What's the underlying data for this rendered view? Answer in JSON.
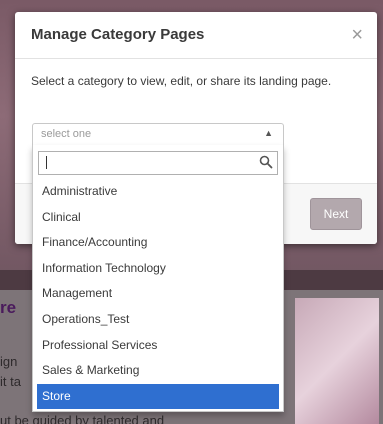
{
  "background": {
    "heading_fragment": "re",
    "line1": "ign",
    "line2": "it ta",
    "line3": "ut be guided by talented and"
  },
  "modal": {
    "title": "Manage Category Pages",
    "close_symbol": "×",
    "description": "Select a category to view, edit, or share its landing page.",
    "cancel_partial": "el",
    "next_label": "Next"
  },
  "select": {
    "current_value": "select one",
    "arrow": "▲",
    "search_placeholder": "",
    "options": [
      {
        "label": "Administrative",
        "selected": false
      },
      {
        "label": "Clinical",
        "selected": false
      },
      {
        "label": "Finance/Accounting",
        "selected": false
      },
      {
        "label": "Information Technology",
        "selected": false
      },
      {
        "label": "Management",
        "selected": false
      },
      {
        "label": "Operations_Test",
        "selected": false
      },
      {
        "label": "Professional Services",
        "selected": false
      },
      {
        "label": "Sales & Marketing",
        "selected": false
      },
      {
        "label": "Store",
        "selected": true
      }
    ]
  },
  "colors": {
    "highlight": "#2f6fd0",
    "next_button": "#b3a8ad"
  }
}
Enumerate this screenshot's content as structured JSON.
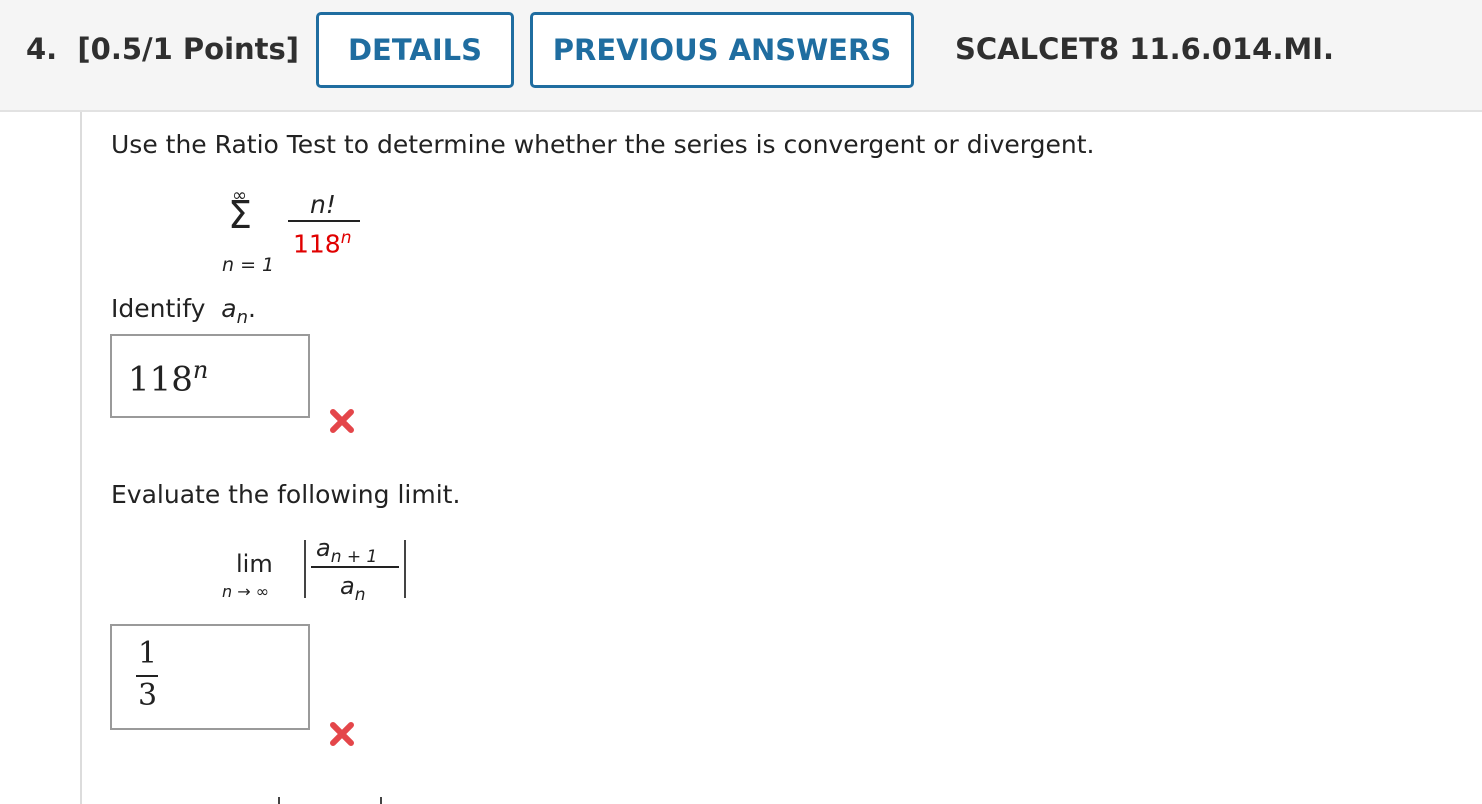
{
  "header": {
    "question_number": "4.",
    "points": "[0.5/1 Points]",
    "details_label": "DETAILS",
    "previous_answers_label": "PREVIOUS ANSWERS",
    "question_id": "SCALCET8 11.6.014.MI."
  },
  "prompt": "Use the Ratio Test to determine whether the series is convergent or divergent.",
  "series": {
    "sum_upper": "∞",
    "sum_symbol": "Σ",
    "sum_lower": "n = 1",
    "numerator": "n!",
    "denominator_base": "118",
    "denominator_exp": "n"
  },
  "part1": {
    "label_prefix": "Identify",
    "label_var": "a",
    "label_sub": "n",
    "label_suffix": ".",
    "answer_base": "118",
    "answer_exp": "n",
    "status_icon": "incorrect-x-icon"
  },
  "part2": {
    "label": "Evaluate the following limit.",
    "lim_word": "lim",
    "lim_sub": "n → ∞",
    "num_var": "a",
    "num_sub": "n + 1",
    "den_var": "a",
    "den_sub": "n",
    "answer_num": "1",
    "answer_den": "3",
    "status_icon": "incorrect-x-icon"
  },
  "colors": {
    "accent": "#1f6da0",
    "incorrect": "#e4464a",
    "highlight": "#e00000"
  }
}
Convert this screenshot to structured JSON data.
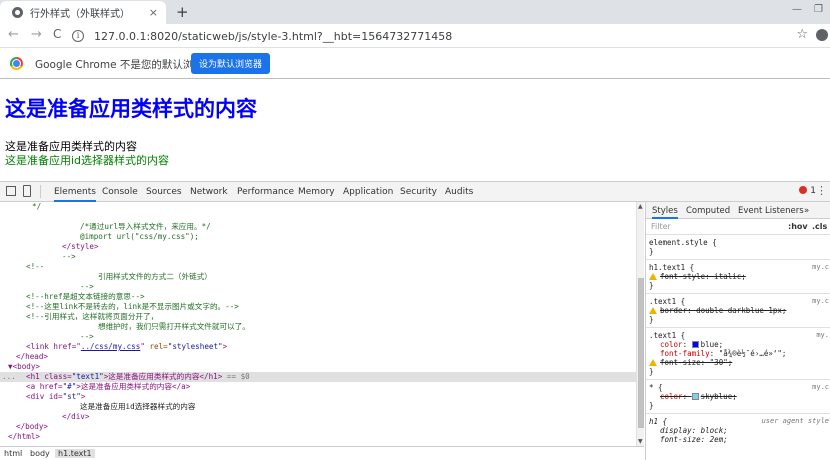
{
  "browser": {
    "tab_title": "行外样式（外联样式）",
    "tab_close": "×",
    "new_tab": "+",
    "win_min": "—",
    "win_max": "❐",
    "back": "←",
    "forward": "→",
    "reload": "C",
    "url": "127.0.0.1:8020/staticweb/js/style-3.html?__hbt=1564732771458",
    "info_icon": "i",
    "star": "☆"
  },
  "infobar": {
    "text": "Google Chrome 不是您的默认浏览器",
    "button": "设为默认浏览器"
  },
  "page": {
    "heading": "这是准备应用类样式的内容",
    "line1": "这是准备应用类样式的内容",
    "line2": "这是准备应用id选择器样式的内容"
  },
  "devtools": {
    "tabs": [
      "Elements",
      "Console",
      "Sources",
      "Network",
      "Performance",
      "Memory",
      "Application",
      "Security",
      "Audits"
    ],
    "error_count": "1",
    "more": "⋮",
    "elements_lines": [
      {
        "indent": 32,
        "cls": "cm",
        "text": "*/"
      },
      {
        "indent": 0,
        "cls": "",
        "text": ""
      },
      {
        "indent": 80,
        "cls": "cm",
        "text": "/*通过url导入样式文件，来应用。*/"
      },
      {
        "indent": 80,
        "cls": "cm",
        "text": "@import url(\"css/my.css\");"
      },
      {
        "indent": 62,
        "cls": "tg",
        "text": "</style>"
      },
      {
        "indent": 62,
        "cls": "cm",
        "text": "-->"
      },
      {
        "indent": 26,
        "cls": "cm",
        "text": "<!--"
      },
      {
        "indent": 98,
        "cls": "cm",
        "text": "引用样式文件的方式二（外链式）"
      },
      {
        "indent": 80,
        "cls": "cm",
        "text": "-->"
      },
      {
        "indent": 26,
        "cls": "cm",
        "text": "<!--href是超文本链接的意思-->"
      },
      {
        "indent": 26,
        "cls": "cm",
        "text": "<!--这里link不是转去的，link是不显示图片或文字的。-->"
      },
      {
        "indent": 26,
        "cls": "cm",
        "text": "<!--引用样式，这样就将页面分开了，"
      },
      {
        "indent": 98,
        "cls": "cm",
        "text": "想维护时，我们只需打开样式文件就可以了。"
      },
      {
        "indent": 80,
        "cls": "cm",
        "text": "-->"
      }
    ],
    "link_open": "<link href=\"",
    "link_href": "../css/my.css",
    "link_rel_attr": " rel=",
    "link_rel_val": "\"stylesheet\"",
    "link_close": ">",
    "head_close": "</head>",
    "body_open": "▼<body>",
    "dots": "...",
    "h1_open": "<h1 class=",
    "h1_class": "\"text1\"",
    "h1_text": ">这是准备应用类样式的内容</h1>",
    "h1_eq": " == $0",
    "a_open": "<a href=",
    "a_href": "\"#\"",
    "a_text": ">这是准备应用类样式的内容</a>",
    "div_open": "<div id=",
    "div_id": "\"st\"",
    "div_gt": ">",
    "div_text": "这是准备应用id选择器样式的内容",
    "div_close": "</div>",
    "body_close": "</body>",
    "html_close": "</html>",
    "breadcrumbs": [
      "html",
      "body",
      "h1.text1"
    ],
    "styles_tabs": [
      "Styles",
      "Computed",
      "Event Listeners",
      "»"
    ],
    "filter_placeholder": "Filter",
    "hov": ":hov",
    "cls": ".cls",
    "rules": {
      "element_style": "element.style {",
      "close": "}",
      "r1_sel": "h1.text1 {",
      "r1_src": "my.c",
      "r1_prop": "font-style: italic;",
      "r2_sel": ".text1 {",
      "r2_src": "my.c",
      "r2_prop": "border: double darkblue 1px;",
      "r3_sel": ".text1 {",
      "r3_src": "my.",
      "r3_color_name": "color",
      "r3_color_val": "blue;",
      "r3_font_name": "font-family",
      "r3_font_val": "\"å¾®è½¯é›…é»‘\";",
      "r3_size": "font-size: \"30\";",
      "r4_sel": "* {",
      "r4_src": "my.c",
      "r4_prop_name": "color",
      "r4_prop_val": "skyblue;",
      "r5_sel": "h1 {",
      "r5_src": "user agent style",
      "r5_display": "display: block;",
      "r5_size": "font-size: 2em;"
    },
    "colors": {
      "blue": "#0000ff",
      "skyblue": "#87ceeb"
    }
  }
}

-*-*-

## Aim:
Find how many lines hold the string "screenshot", and state that number alone.

## Answer to this problem:
2